Saved entries:
___

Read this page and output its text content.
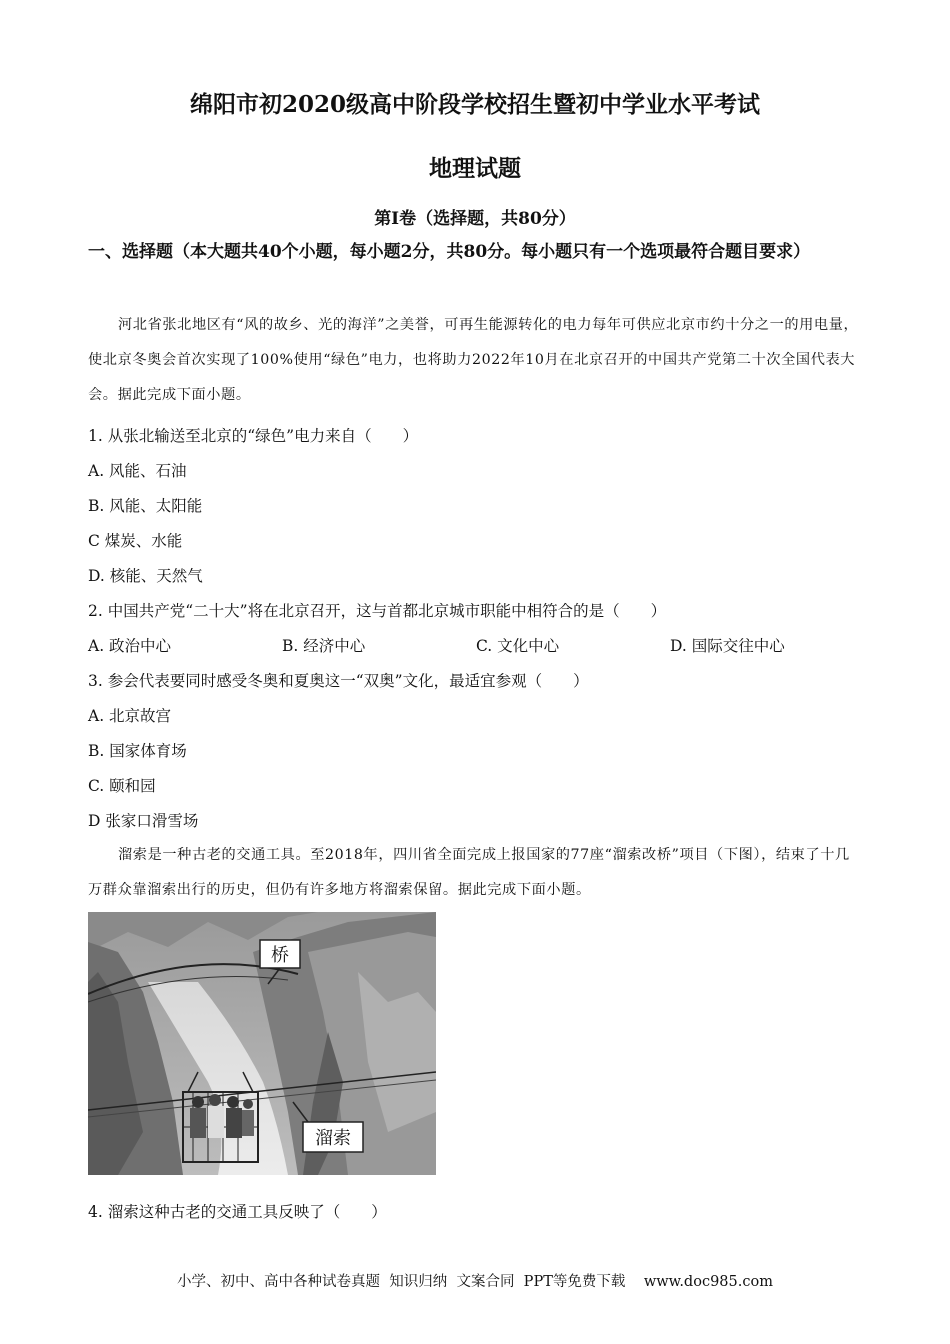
绵阳市初2020级高中阶段学校招生暨初中学业水平考试
地理试题
第Ⅰ卷（选择题，共80分）
一、选择题（本大题共40个小题，每小题2分，共80分。每小题只有一个选项最符合题目要求）
河北省张北地区有“风的故乡、光的海洋”之美誉，可再生能源转化的电力每年可供应北京市约十分之一的用电量，使北京冬奥会首次实现了100%使用“绿色”电力，也将助力2022年10月在北京召开的中国共产党第二十次全国代表大会。据此完成下面小题。
1. 从张北输送至北京的“绿色”电力来自（　　）
A. 风能、石油
B. 风能、太阳能
C 煤炭、水能
D. 核能、天然气
2. 中国共产党“二十大”将在北京召开，这与首都北京城市职能中相符合的是（　　）
A. 政治中心	B. 经济中心	C. 文化中心	D. 国际交往中心
3. 参会代表要同时感受冬奥和夏奥这一“双奥”文化，最适宜参观（　　）
A. 北京故宫
B. 国家体育场
C. 颐和园
D 张家口滑雪场
溜索是一种古老的交通工具。至2018年，四川省全面完成上报国家的77座“溜索改桥”项目（下图），结束了十几万群众靠溜索出行的历史，但仍有许多地方将溜索保留。据此完成下面小题。
桥
溜索
4. 溜索这种古老的交通工具反映了（　　）
小学、初中、高中各种试卷真题  知识归纳  文案合同  PPT等免费下载 www.doc985.com
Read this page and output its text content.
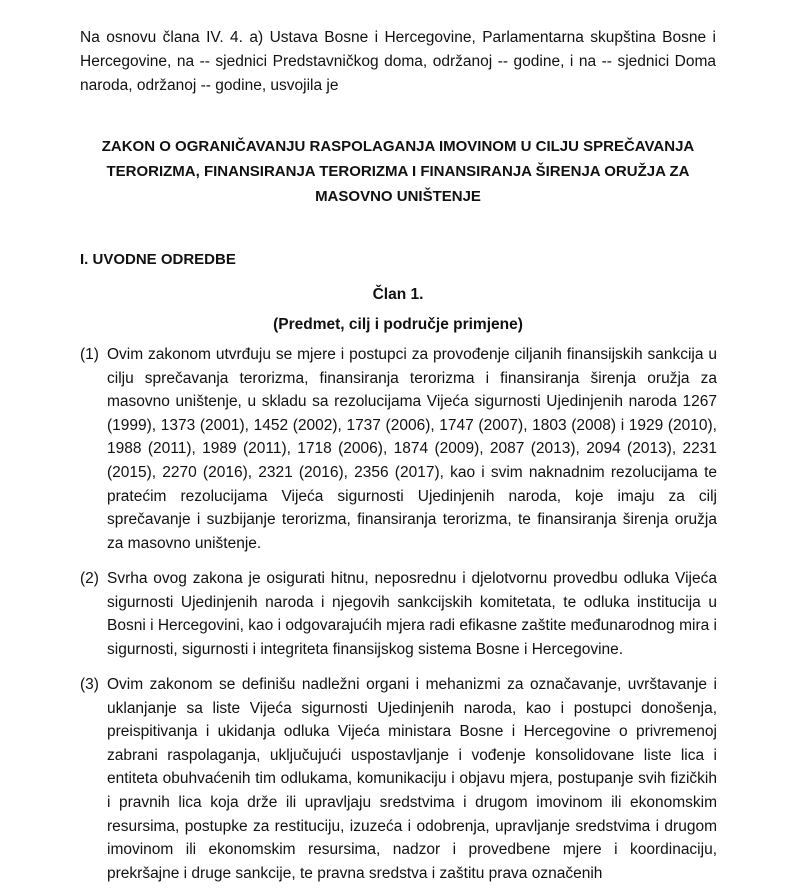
Na osnovu člana IV. 4. a) Ustava Bosne i Hercegovine, Parlamentarna skupština Bosne i Hercegovine, na -- sjednici Predstavničkog doma, održanoj -- godine, i na -- sjednici Doma naroda, održanoj -- godine, usvojila je
ZAKON O OGRANIČAVANJU RASPOLAGANJA IMOVINOM U CILJU SPREČAVANJA TERORIZMA, FINANSIRANJA TERORIZMA I FINANSIRANJA ŠIRENJA ORUŽJA ZA MASOVNO UNIŠTENJE
I. UVODNE ODREDBE
Član 1.
(Predmet, cilj i područje primjene)
(1) Ovim zakonom utvrđuju se mjere i postupci za provođenje ciljanih finansijskih sankcija u cilju sprečavanja terorizma, finansiranja terorizma i finansiranja širenja oružja za masovno uništenje, u skladu sa rezolucijama Vijeća sigurnosti Ujedinjenih naroda 1267 (1999), 1373 (2001), 1452 (2002), 1737 (2006), 1747 (2007), 1803 (2008) i 1929 (2010), 1988 (2011), 1989 (2011), 1718 (2006), 1874 (2009), 2087 (2013), 2094 (2013), 2231 (2015), 2270 (2016), 2321 (2016), 2356 (2017), kao i svim naknadnim rezolucijama te pratećim rezolucijama Vijeća sigurnosti Ujedinjenih naroda, koje imaju za cilj sprečavanje i suzbijanje terorizma, finansiranja terorizma, te finansiranja širenja oružja za masovno uništenje.
(2) Svrha ovog zakona je osigurati hitnu, neposrednu i djelotvornu provedbu odluka Vijeća sigurnosti Ujedinjenih naroda i njegovih sankcijskih komitetata, te odluka institucija u Bosni i Hercegovini, kao i odgovarajućih mjera radi efikasne zaštite međunarodnog mira i sigurnosti, sigurnosti i integriteta finansijskog sistema Bosne i Hercegovine.
(3) Ovim zakonom se definišu nadležni organi i mehanizmi za označavanje, uvrštavanje i uklanjanje sa liste Vijeća sigurnosti Ujedinjenih naroda, kao i postupci donošenja, preispitivanja i ukidanja odluka Vijeća ministara Bosne i Hercegovine o privremenoj zabrani raspolaganja, uključujući uspostavljanje i vođenje konsolidovane liste lica i entiteta obuhvaćenih tim odlukama, komunikaciju i objavu mjera, postupanje svih fizičkih i pravnih lica koja drže ili upravljaju sredstvima i drugom imovinom ili ekonomskim resursima, postupke za restituciju, izuzeća i odobrenja, upravljanje sredstvima i drugom imovinom ili ekonomskim resursima, nadzor i provedbene mjere i koordinaciju, prekršajne i druge sankcije, te pravna sredstva i zaštitu prava označenih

___

- Task requirements
Restate each line of the records exactly; pictures do not belong in the copy.

- Reply
Read this page and output its text content.
绵阳市初2020级高中阶段学校招生暨初中学业水平考试
地理试题
第Ⅰ卷（选择题，共80分）
一、选择题（本大题共40个小题，每小题2分，共80分。每小题只有一个选项最符合题目要求）
河北省张北地区有“风的故乡、光的海洋”之美誉，可再生能源转化的电力每年可供应北京市约十分之一的用电量，使北京冬奥会首次实现了100%使用“绿色”电力，也将助力2022年10月在北京召开的中国共产党第二十次全国代表大会。据此完成下面小题。
1. 从张北输送至北京的“绿色”电力来自（　　）
A. 风能、石油
B. 风能、太阳能
C 煤炭、水能
D. 核能、天然气
2. 中国共产党“二十大”将在北京召开，这与首都北京城市职能中相符合的是（　　）
A. 政治中心	B. 经济中心	C. 文化中心	D. 国际交往中心
3. 参会代表要同时感受冬奥和夏奥这一“双奥”文化，最适宜参观（　　）
A. 北京故宫
B. 国家体育场
C. 颐和园
D 张家口滑雪场
溜索是一种古老的交通工具。至2018年，四川省全面完成上报国家的77座“溜索改桥”项目（下图），结束了十几万群众靠溜索出行的历史，但仍有许多地方将溜索保留。据此完成下面小题。
桥
溜索
4. 溜索这种古老的交通工具反映了（　　）
小学、初中、高中各种试卷真题  知识归纳  文案合同  PPT等免费下载 www.doc985.com
Read this page and output its text content.
Na osnovu člana IV. 4. a) Ustava Bosne i Hercegovine, Parlamentarna skupština Bosne i Hercegovine, na -- sjednici Predstavničkog doma, održanoj -- godine, i na -- sjednici Doma naroda, održanoj -- godine, usvojila je
ZAKON O OGRANIČAVANJU RASPOLAGANJA IMOVINOM U CILJU SPREČAVANJA TERORIZMA, FINANSIRANJA TERORIZMA I FINANSIRANJA ŠIRENJA ORUŽJA ZA MASOVNO UNIŠTENJE
I. UVODNE ODREDBE
Član 1.
(Predmet, cilj i područje primjene)
(1) Ovim zakonom utvrđuju se mjere i postupci za provođenje ciljanih finansijskih sankcija u cilju sprečavanja terorizma, finansiranja terorizma i finansiranja širenja oružja za masovno uništenje, u skladu sa rezolucijama Vijeća sigurnosti Ujedinjenih naroda 1267 (1999), 1373 (2001), 1452 (2002), 1737 (2006), 1747 (2007), 1803 (2008) i 1929 (2010), 1988 (2011), 1989 (2011), 1718 (2006), 1874 (2009), 2087 (2013), 2094 (2013), 2231 (2015), 2270 (2016), 2321 (2016), 2356 (2017), kao i svim naknadnim rezolucijama te pratećim rezolucijama Vijeća sigurnosti Ujedinjenih naroda, koje imaju za cilj sprečavanje i suzbijanje terorizma, finansiranja terorizma, te finansiranja širenja oružja za masovno uništenje.
(2) Svrha ovog zakona je osigurati hitnu, neposrednu i djelotvornu provedbu odluka Vijeća sigurnosti Ujedinjenih naroda i njegovih sankcijskih komitetata, te odluka institucija u Bosni i Hercegovini, kao i odgovarajućih mjera radi efikasne zaštite međunarodnog mira i sigurnosti, sigurnosti i integriteta finansijskog sistema Bosne i Hercegovine.
(3) Ovim zakonom se definišu nadležni organi i mehanizmi za označavanje, uvrštavanje i uklanjanje sa liste Vijeća sigurnosti Ujedinjenih naroda, kao i postupci donošenja, preispitivanja i ukidanja odluka Vijeća ministara Bosne i Hercegovine o privremenoj zabrani raspolaganja, uključujući uspostavljanje i vođenje konsolidovane liste lica i entiteta obuhvaćenih tim odlukama, komunikaciju i objavu mjera, postupanje svih fizičkih i pravnih lica koja drže ili upravljaju sredstvima i drugom imovinom ili ekonomskim resursima, postupke za restituciju, izuzeća i odobrenja, upravljanje sredstvima i drugom imovinom ili ekonomskim resursima, nadzor i provedbene mjere i koordinaciju, prekršajne i druge sankcije, te pravna sredstva i zaštitu prava označenih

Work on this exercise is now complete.